All of the data needs to be repeated exactly.

Dataset excerpts:
● ● ● ● ● ● ●
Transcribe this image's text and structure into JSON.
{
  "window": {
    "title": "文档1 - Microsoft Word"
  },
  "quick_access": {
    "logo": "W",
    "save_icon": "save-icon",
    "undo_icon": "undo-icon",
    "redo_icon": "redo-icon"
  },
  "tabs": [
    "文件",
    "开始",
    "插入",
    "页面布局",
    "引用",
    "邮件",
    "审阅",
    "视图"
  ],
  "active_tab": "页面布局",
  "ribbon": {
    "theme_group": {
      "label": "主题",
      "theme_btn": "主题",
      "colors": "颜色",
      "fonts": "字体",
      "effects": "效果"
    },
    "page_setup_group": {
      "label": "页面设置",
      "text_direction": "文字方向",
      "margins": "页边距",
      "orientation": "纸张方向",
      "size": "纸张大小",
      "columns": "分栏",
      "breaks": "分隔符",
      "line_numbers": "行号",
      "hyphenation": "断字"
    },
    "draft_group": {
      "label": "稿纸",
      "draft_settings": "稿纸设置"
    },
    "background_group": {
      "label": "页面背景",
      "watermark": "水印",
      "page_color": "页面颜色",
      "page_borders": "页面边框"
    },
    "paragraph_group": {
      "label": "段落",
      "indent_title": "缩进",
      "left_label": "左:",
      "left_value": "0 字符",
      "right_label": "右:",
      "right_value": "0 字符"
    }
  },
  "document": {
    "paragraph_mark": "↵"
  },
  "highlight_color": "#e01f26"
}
● ● ● ● ● ● ●
RESPONSE TO THE EXERCISE:
Transcribe this image's text and structure into JSON.
{
  "window": {
    "title": "文档1 - Microsoft Word"
  },
  "quick_access": {
    "logo": "W",
    "save_icon": "save-icon",
    "undo_icon": "undo-icon",
    "redo_icon": "redo-icon"
  },
  "tabs": [
    "文件",
    "开始",
    "插入",
    "页面布局",
    "引用",
    "邮件",
    "审阅",
    "视图"
  ],
  "active_tab": "页面布局",
  "ribbon": {
    "theme_group": {
      "label": "主题",
      "theme_btn": "主题",
      "colors": "颜色",
      "fonts": "字体",
      "effects": "效果"
    },
    "page_setup_group": {
      "label": "页面设置",
      "text_direction": "文字方向",
      "margins": "页边距",
      "orientation": "纸张方向",
      "size": "纸张大小",
      "columns": "分栏",
      "breaks": "分隔符",
      "line_numbers": "行号",
      "hyphenation": "断字"
    },
    "draft_group": {
      "label": "稿纸",
      "draft_settings": "稿纸设置"
    },
    "background_group": {
      "label": "页面背景",
      "watermark": "水印",
      "page_color": "页面颜色",
      "page_borders": "页面边框"
    },
    "paragraph_group": {
      "label": "段落",
      "indent_title": "缩进",
      "left_label": "左:",
      "left_value": "0 字符",
      "right_label": "右:",
      "right_value": "0 字符"
    }
  },
  "document": {
    "paragraph_mark": "↵"
  },
  "highlight_color": "#e01f26"
}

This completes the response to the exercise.